Locate the string "thermal" throughout the material and copy every line in which it occurs.

◆ Material supplied
================

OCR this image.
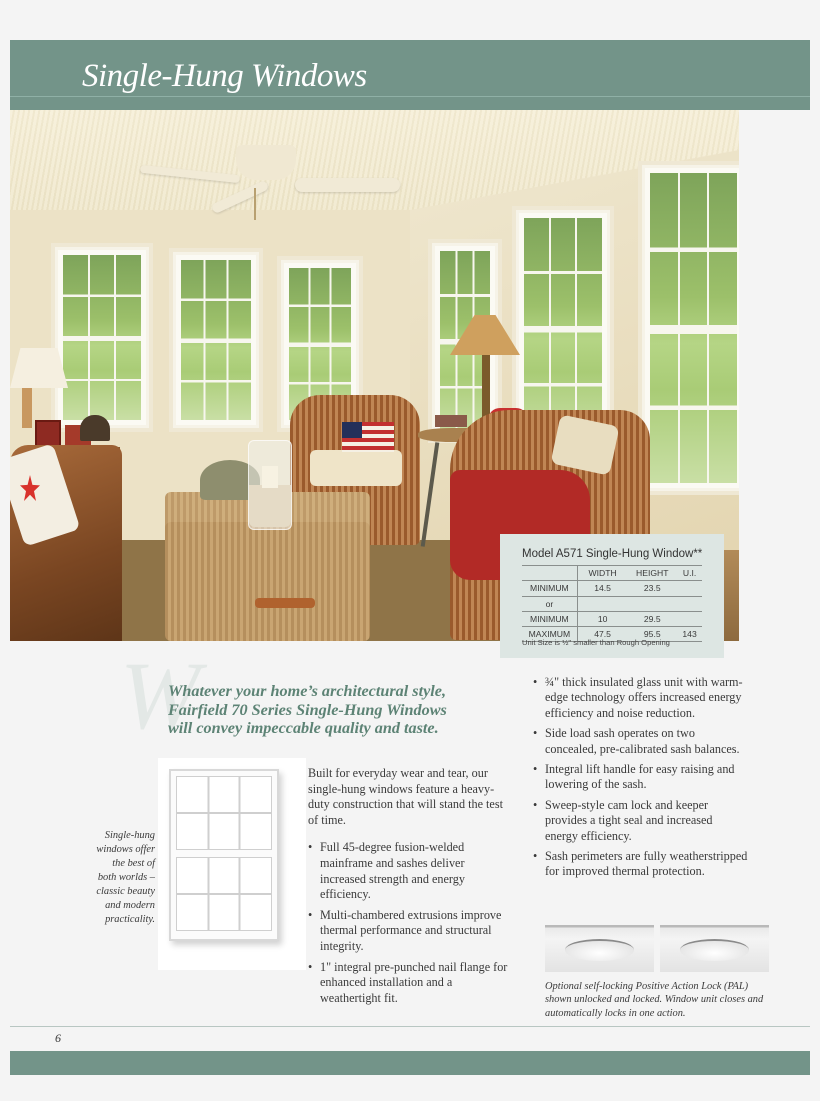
Single-Hung Windows
Model A571 Single-Hung Window**
	WIDTH	HEIGHT	U.I.
MINIMUM	14.5	23.5	
or			
MINIMUM	10	29.5	
MAXIMUM	47.5	95.5	143
Unit Size is ½" smaller than Rough Opening
W
Whatever your home’s architectural style,
Fairfield 70 Series Single-Hung Windows
will convey impeccable quality and taste.
Single-hung
windows offer
the best of
both worlds –
classic beauty
and modern
practicality.

Built for everyday wear and tear, our single-hung windows feature a heavy-duty construction that will stand the test of time.

• Full 45-degree fusion-welded mainframe and sashes deliver increased strength and energy efficiency.
• Multi-chambered extrusions improve thermal performance and structural integrity.
• 1" integral pre-punched nail flange for enhanced installation and a weathertight fit.
• ¾" thick insulated glass unit with warm-edge technology offers increased energy efficiency and noise reduction.
• Side load sash operates on two concealed, pre-calibrated sash balances.
• Integral lift handle for easy raising and lowering of the sash.
• Sweep-style cam lock and keeper provides a tight seal and increased energy efficiency.
• Sash perimeters are fully weatherstripped for improved thermal protection.
Optional self-locking Positive Action Lock (PAL) shown unlocked and locked. Window unit closes and automatically locks in one action.
6
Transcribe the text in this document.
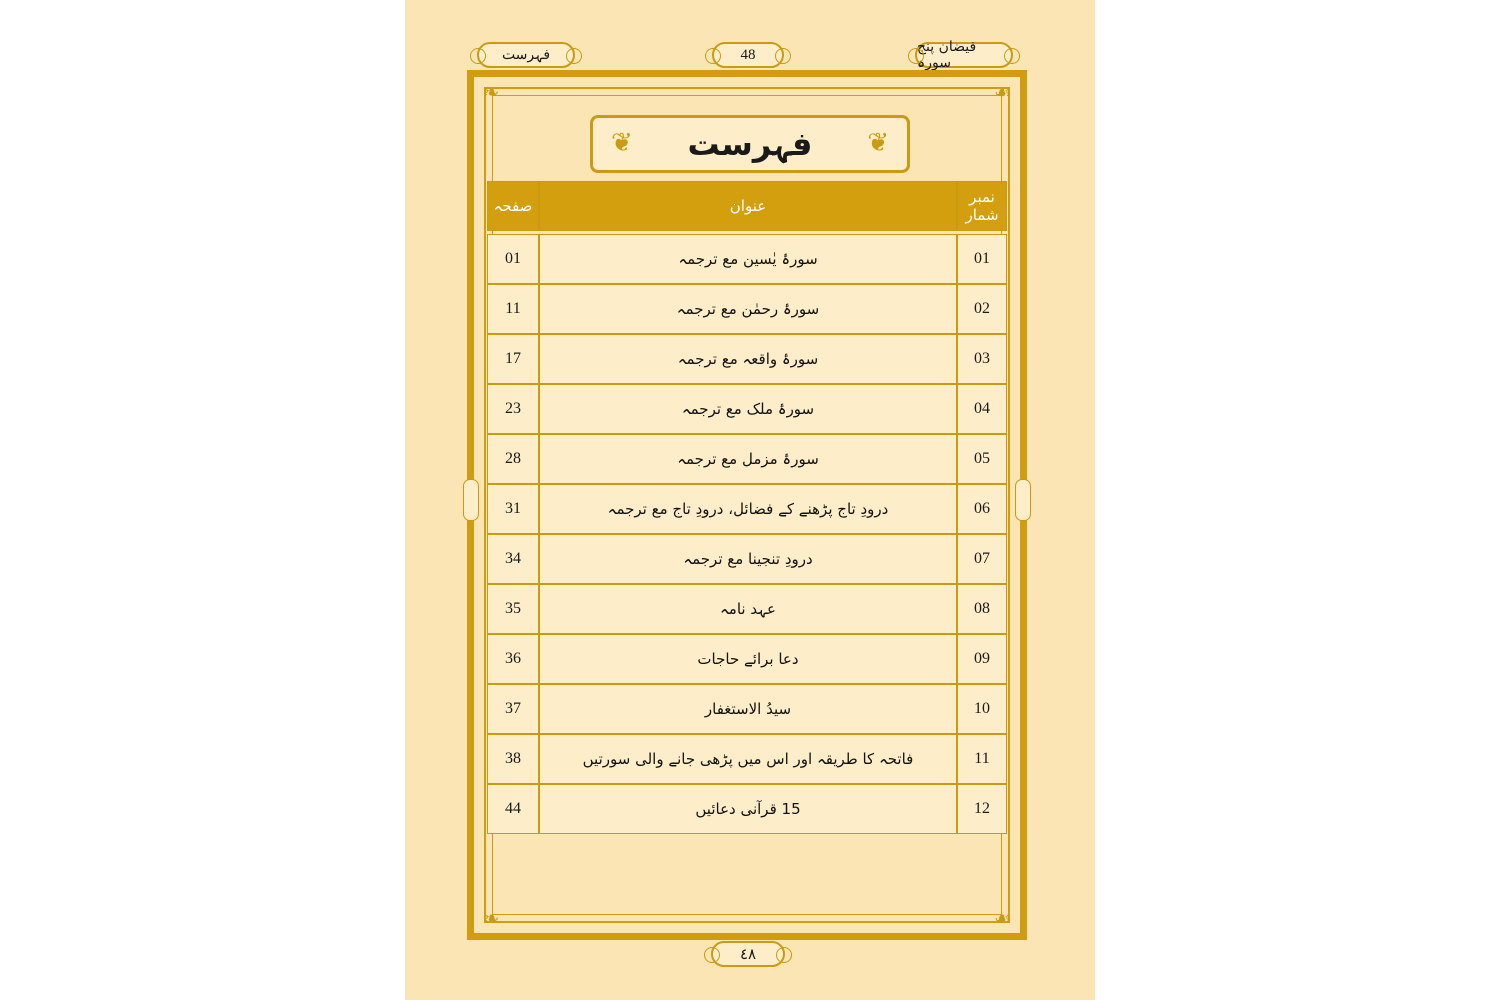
فہرست	48	فیضان پنج سورہ
❧	☙
❧	☙
❦ فہرست
❦
صفحہ	عنوان	نمبر شمار

01	سورۂ یٰسین مع ترجمہ	01
11	سورۂ رحمٰن مع ترجمہ	02
17	سورۂ واقعہ مع ترجمہ	03
23	سورۂ ملک مع ترجمہ	04
28	سورۂ مزمل مع ترجمہ	05
31	درودِ تاج پڑھنے کے فضائل، درودِ تاج مع ترجمہ	06
34	درودِ تنجینا مع ترجمہ	07
35	عہد نامہ	08
36	دعا برائے حاجات	09
37	سیدُ الاستغفار	10
38	فاتحہ کا طریقہ اور اس میں پڑھی جانے والی سورتیں	11
44	15 قرآنی دعائیں	12
٤٨
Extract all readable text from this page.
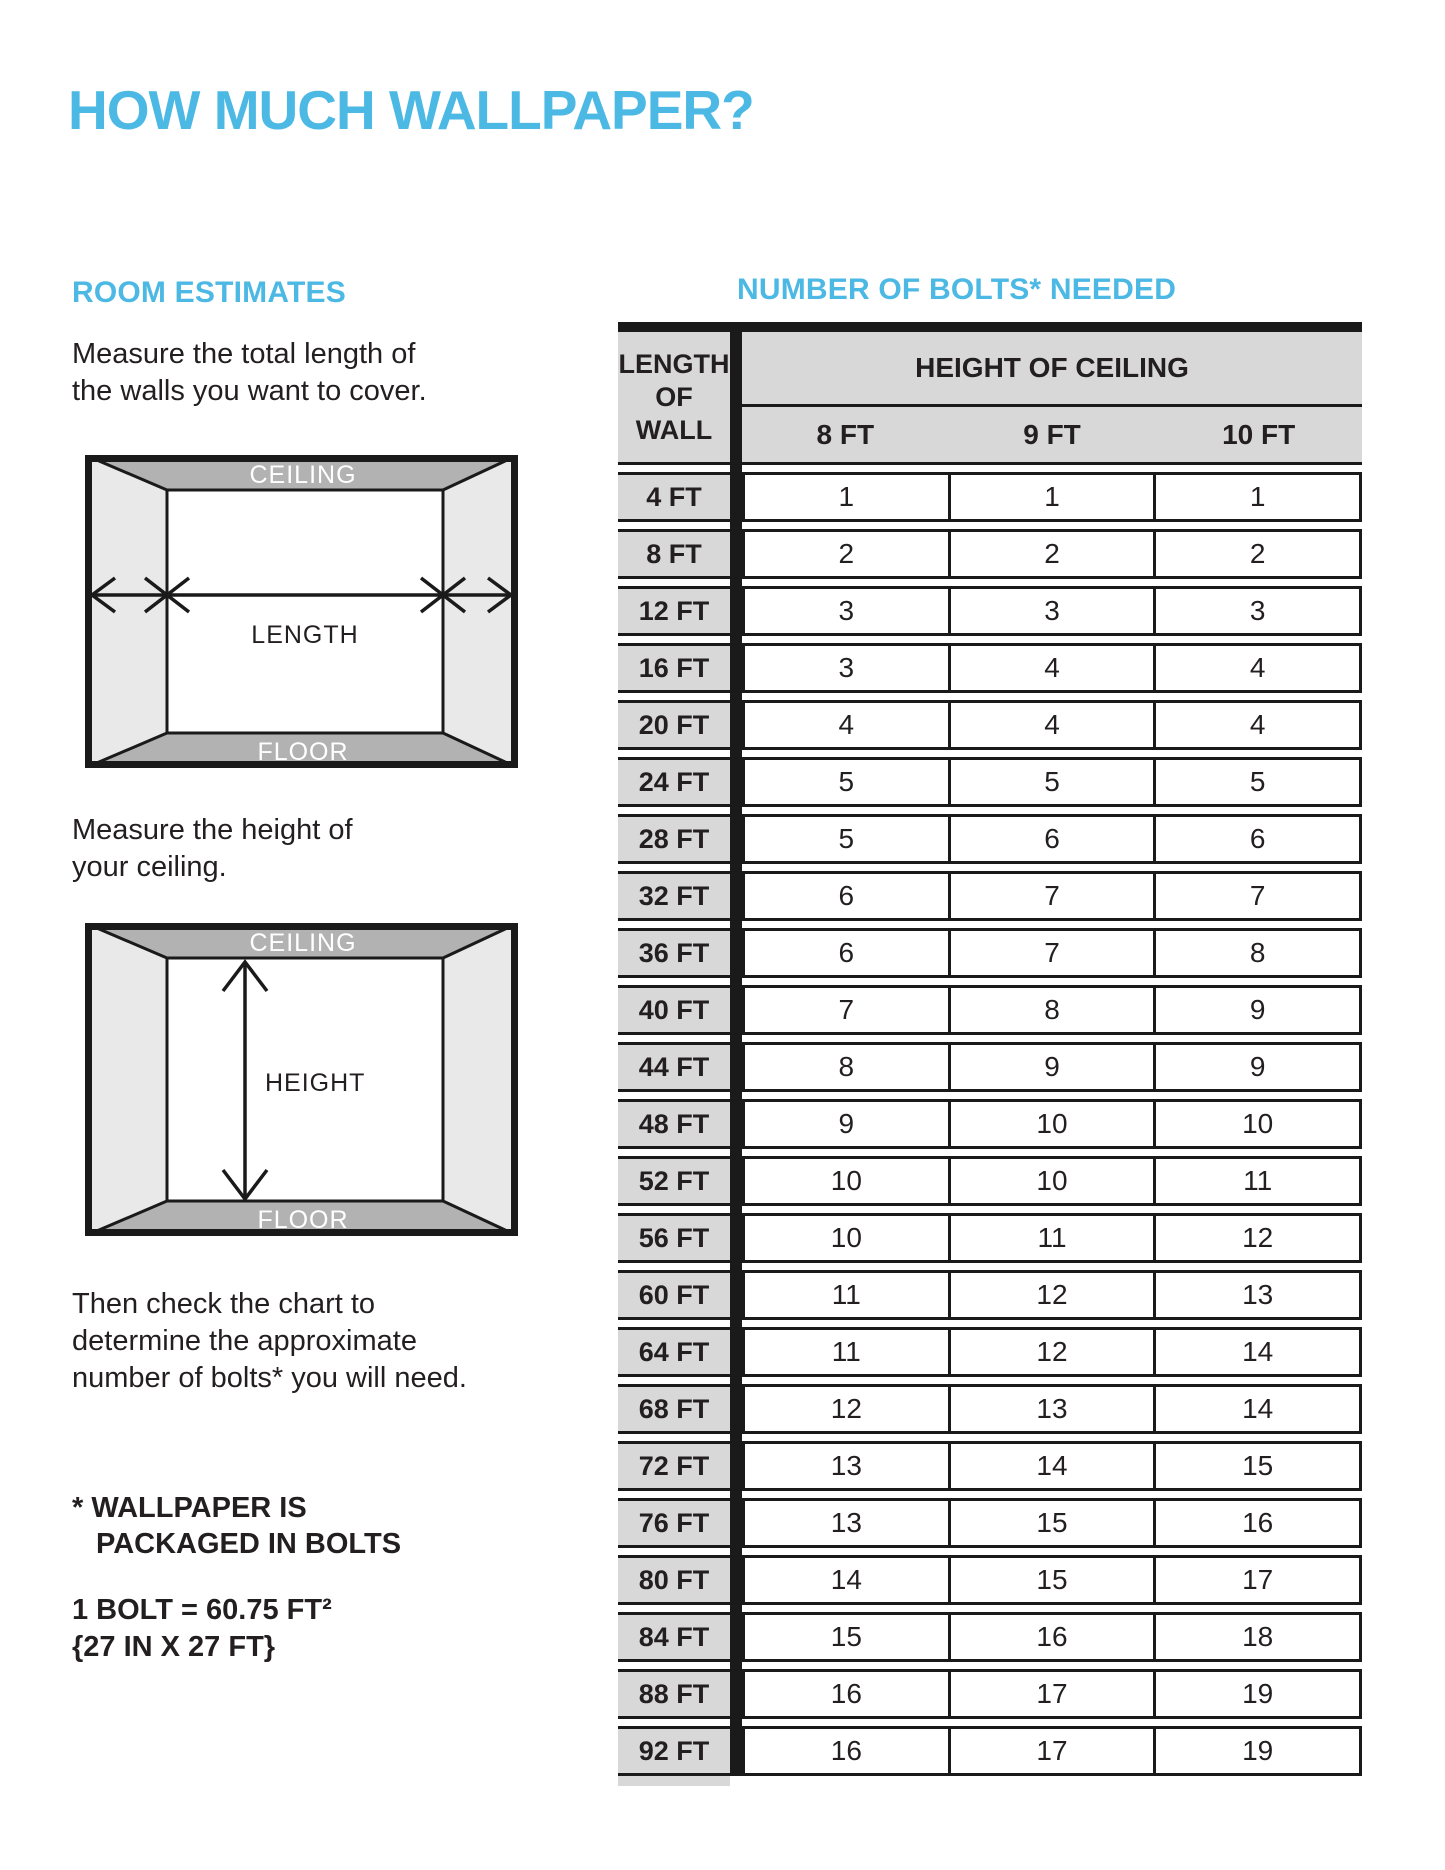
HOW MUCH WALLPAPER?
ROOM ESTIMATES
Measure the total length of
the walls you want to cover.
CEILING
FLOOR
LENGTH
Measure the height of
your ceiling.
CEILING
FLOOR
HEIGHT
Then check the chart to
determine the approximate
number of bolts* you will need.
* WALLPAPER IS
PACKAGED IN BOLTS
1 BOLT = 60.75 FT²
{27 IN X 27 FT}
NUMBER OF BOLTS* NEEDED
LENGTH
OF WALL
HEIGHT OF CEILING
8 FT	9 FT	10 FT
4 FT	1	1	1
8 FT	2	2	2
12 FT	3	3	3
16 FT	3	4	4
20 FT	4	4	4
24 FT	5	5	5
28 FT	5	6	6
32 FT	6	7	7
36 FT	6	7	8
40 FT	7	8	9
44 FT	8	9	9
48 FT	9	10	10
52 FT	10	10	11
56 FT	10	11	12
60 FT	11	12	13
64 FT	11	12	14
68 FT	12	13	14
72 FT	13	14	15
76 FT	13	15	16
80 FT	14	15	17
84 FT	15	16	18
88 FT	16	17	19
92 FT	16	17	19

================

◆ Complete response
• Multi-chambered extrusions improve thermal performance and structural integrity.
• Sash perimeters are fully weatherstripped for improved thermal protection.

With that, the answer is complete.